[BEGIN RECORDS SUPPLIED]

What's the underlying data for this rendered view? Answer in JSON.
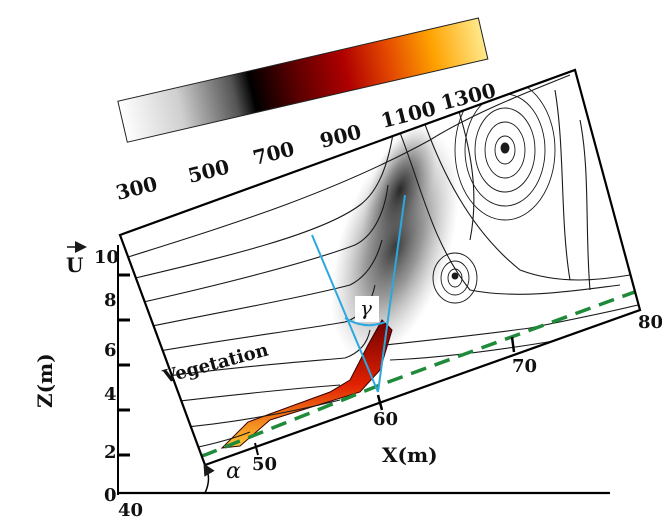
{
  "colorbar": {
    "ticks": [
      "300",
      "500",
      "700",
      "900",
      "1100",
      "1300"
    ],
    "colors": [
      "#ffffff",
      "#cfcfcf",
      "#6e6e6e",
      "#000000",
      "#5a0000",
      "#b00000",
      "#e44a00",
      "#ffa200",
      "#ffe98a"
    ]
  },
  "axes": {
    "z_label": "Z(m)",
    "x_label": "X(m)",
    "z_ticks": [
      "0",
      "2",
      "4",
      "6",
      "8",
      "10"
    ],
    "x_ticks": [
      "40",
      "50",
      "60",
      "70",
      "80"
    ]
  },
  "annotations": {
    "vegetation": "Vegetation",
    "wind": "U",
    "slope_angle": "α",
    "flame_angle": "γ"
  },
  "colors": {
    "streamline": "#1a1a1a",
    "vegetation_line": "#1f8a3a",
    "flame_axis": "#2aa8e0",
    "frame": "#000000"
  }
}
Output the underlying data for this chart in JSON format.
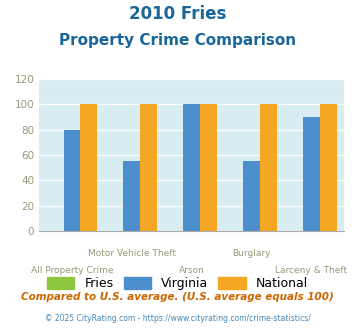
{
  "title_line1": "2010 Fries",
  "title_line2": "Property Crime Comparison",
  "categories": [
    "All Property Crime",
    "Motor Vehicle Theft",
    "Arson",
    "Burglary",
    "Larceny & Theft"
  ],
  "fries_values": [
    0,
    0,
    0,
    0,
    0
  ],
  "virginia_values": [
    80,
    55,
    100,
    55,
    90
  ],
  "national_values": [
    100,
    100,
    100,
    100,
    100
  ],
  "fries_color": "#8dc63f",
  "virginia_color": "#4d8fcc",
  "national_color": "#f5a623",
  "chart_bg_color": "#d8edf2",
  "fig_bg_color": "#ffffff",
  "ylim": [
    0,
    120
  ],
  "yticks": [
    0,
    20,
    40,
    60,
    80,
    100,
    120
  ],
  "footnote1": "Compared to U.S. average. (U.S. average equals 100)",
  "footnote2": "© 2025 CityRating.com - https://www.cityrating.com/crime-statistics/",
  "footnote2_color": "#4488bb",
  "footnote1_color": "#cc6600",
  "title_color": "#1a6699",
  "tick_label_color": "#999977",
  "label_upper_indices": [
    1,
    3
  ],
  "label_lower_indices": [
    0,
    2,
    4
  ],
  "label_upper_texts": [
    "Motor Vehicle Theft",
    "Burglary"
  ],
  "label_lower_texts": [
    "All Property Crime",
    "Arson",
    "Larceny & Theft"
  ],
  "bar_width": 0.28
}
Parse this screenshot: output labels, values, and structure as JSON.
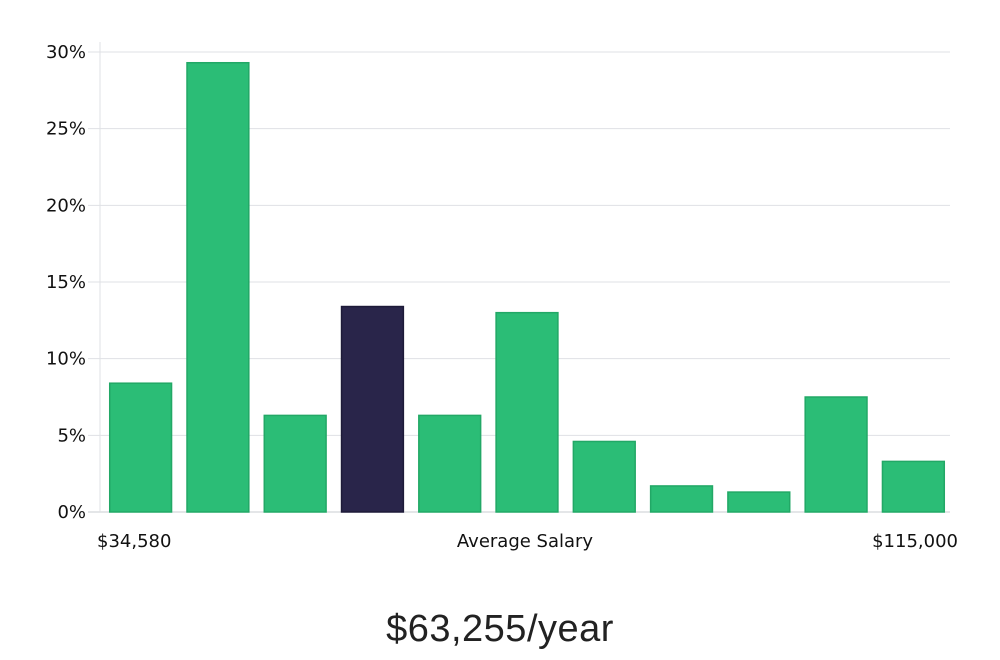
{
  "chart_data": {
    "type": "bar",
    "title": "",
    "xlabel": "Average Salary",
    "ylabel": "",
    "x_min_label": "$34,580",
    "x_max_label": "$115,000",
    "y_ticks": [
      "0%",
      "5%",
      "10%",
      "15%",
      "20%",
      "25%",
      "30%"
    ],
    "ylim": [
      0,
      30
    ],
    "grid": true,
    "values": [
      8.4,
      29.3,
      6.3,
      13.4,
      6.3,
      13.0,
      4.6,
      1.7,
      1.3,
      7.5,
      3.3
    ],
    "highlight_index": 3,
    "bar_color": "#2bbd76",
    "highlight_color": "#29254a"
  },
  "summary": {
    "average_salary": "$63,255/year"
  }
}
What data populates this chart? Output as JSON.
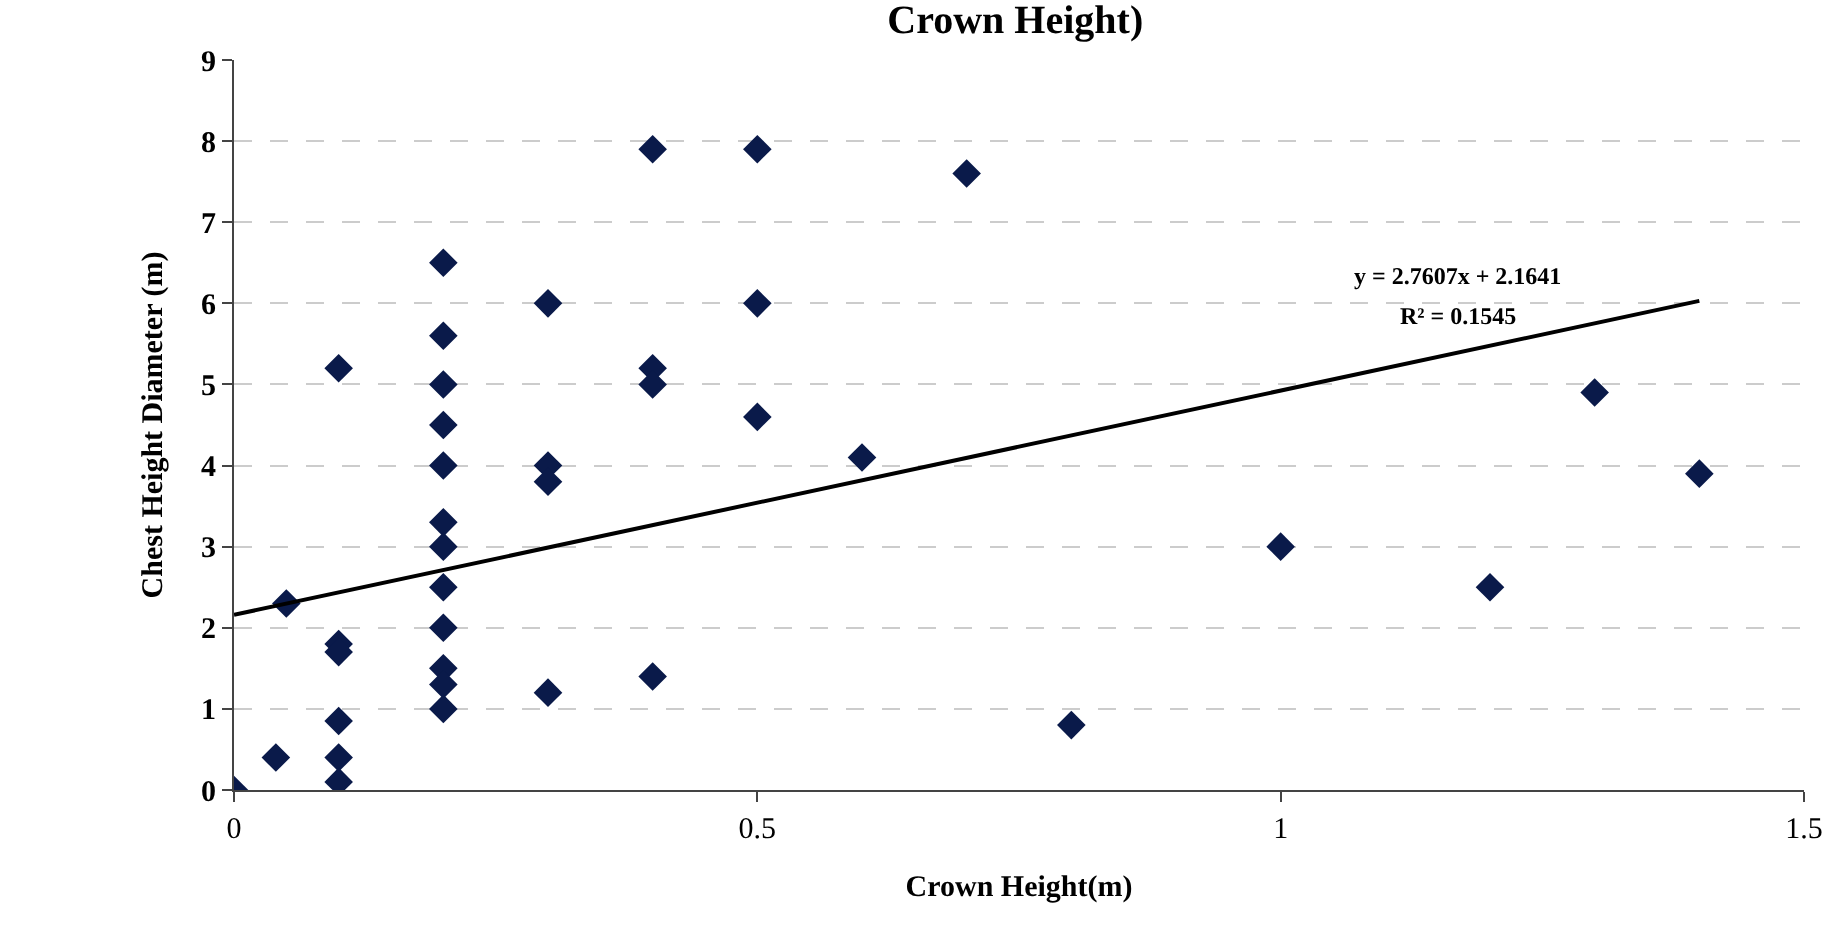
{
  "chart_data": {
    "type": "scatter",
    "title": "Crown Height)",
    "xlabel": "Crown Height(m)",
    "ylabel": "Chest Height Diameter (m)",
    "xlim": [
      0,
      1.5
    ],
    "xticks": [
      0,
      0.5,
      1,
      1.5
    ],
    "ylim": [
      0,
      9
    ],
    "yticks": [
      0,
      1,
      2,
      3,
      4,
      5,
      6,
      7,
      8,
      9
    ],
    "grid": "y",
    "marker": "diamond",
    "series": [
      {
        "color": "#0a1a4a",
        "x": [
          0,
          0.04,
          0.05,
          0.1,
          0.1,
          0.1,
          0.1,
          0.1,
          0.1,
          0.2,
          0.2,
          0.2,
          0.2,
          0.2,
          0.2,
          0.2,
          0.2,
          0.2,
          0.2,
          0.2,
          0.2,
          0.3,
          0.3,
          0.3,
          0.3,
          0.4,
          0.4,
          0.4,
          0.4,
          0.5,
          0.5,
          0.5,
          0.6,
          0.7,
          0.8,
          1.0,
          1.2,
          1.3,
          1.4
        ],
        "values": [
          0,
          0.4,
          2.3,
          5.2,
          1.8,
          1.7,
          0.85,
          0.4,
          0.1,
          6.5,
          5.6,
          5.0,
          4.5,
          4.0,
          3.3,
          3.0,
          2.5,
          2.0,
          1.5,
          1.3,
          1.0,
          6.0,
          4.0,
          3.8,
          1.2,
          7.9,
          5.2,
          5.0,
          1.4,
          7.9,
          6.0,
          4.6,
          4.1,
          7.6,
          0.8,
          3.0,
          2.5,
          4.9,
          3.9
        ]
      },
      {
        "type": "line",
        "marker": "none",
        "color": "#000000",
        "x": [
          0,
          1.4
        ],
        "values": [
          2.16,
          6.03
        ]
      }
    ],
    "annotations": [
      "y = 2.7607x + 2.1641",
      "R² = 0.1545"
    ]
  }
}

[END RECORDS SUPPLIED]
[BEGIN RECORDS SUPPLIED]

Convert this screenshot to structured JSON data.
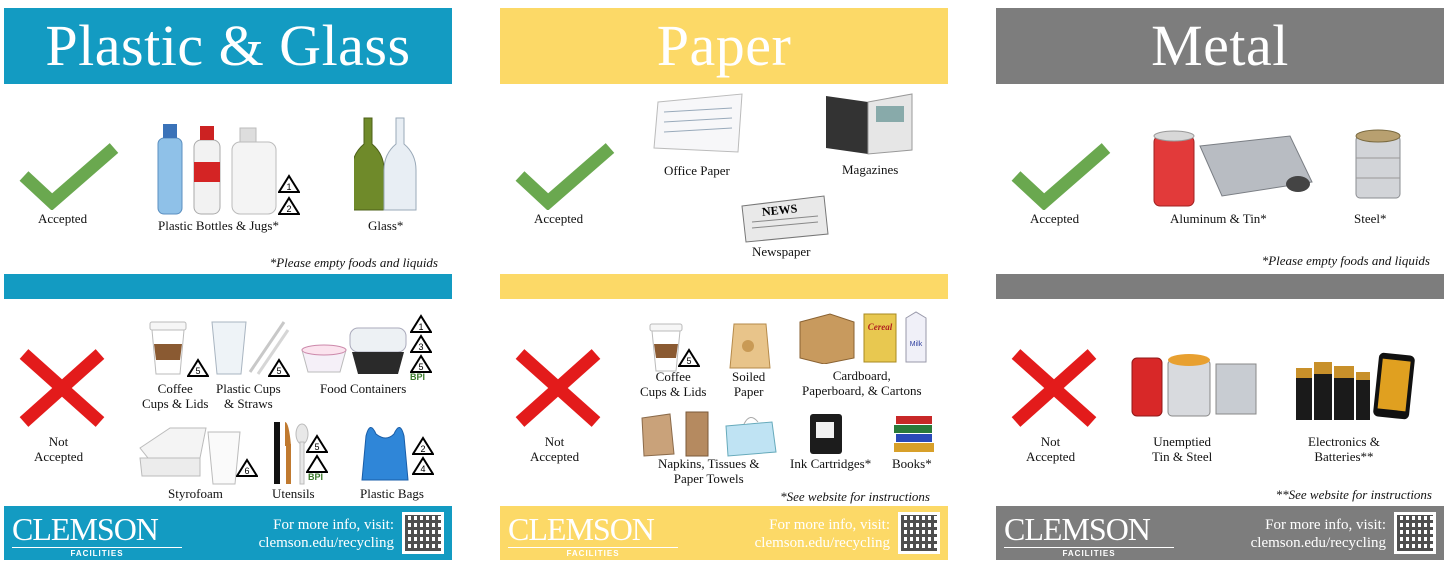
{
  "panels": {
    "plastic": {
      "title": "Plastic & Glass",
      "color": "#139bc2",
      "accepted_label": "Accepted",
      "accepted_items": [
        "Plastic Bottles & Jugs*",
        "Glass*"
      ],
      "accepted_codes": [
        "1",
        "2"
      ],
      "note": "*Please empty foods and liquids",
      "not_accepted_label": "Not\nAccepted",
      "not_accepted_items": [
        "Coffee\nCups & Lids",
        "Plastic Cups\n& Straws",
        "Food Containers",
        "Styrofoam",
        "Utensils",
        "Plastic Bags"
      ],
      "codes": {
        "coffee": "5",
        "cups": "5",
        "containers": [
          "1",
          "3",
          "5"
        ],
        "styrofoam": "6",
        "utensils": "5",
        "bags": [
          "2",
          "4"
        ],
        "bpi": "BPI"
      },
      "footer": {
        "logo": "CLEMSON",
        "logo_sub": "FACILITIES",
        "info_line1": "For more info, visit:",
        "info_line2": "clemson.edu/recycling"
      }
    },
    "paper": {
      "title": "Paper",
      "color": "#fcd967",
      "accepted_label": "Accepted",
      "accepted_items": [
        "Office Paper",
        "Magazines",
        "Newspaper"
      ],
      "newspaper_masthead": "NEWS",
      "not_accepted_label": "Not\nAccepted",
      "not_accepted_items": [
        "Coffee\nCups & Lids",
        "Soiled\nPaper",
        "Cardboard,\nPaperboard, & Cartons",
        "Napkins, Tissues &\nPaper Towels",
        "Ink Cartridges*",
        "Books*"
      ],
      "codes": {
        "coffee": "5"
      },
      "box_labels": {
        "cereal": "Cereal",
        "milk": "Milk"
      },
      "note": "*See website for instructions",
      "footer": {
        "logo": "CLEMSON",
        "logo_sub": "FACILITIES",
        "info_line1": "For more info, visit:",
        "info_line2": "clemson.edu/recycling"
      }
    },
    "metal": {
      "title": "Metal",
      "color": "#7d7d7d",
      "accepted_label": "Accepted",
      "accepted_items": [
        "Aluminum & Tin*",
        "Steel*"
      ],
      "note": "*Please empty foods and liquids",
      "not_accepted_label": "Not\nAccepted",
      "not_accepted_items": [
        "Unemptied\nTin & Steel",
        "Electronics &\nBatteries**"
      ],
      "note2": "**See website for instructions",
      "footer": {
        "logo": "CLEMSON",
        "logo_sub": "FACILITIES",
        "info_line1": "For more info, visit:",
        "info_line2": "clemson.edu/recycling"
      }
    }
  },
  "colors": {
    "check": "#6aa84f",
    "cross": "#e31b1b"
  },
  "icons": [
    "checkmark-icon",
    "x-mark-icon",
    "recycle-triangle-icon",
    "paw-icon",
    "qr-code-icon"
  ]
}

[END RECORDS SUPPLIED]

• PROBLEM:
Which lines contain the word "xlabel"? Copy each of them.

• THE SOLUTION:
    "xlabel": "Average Salary",
    "xlabel": "Crown Height(m)",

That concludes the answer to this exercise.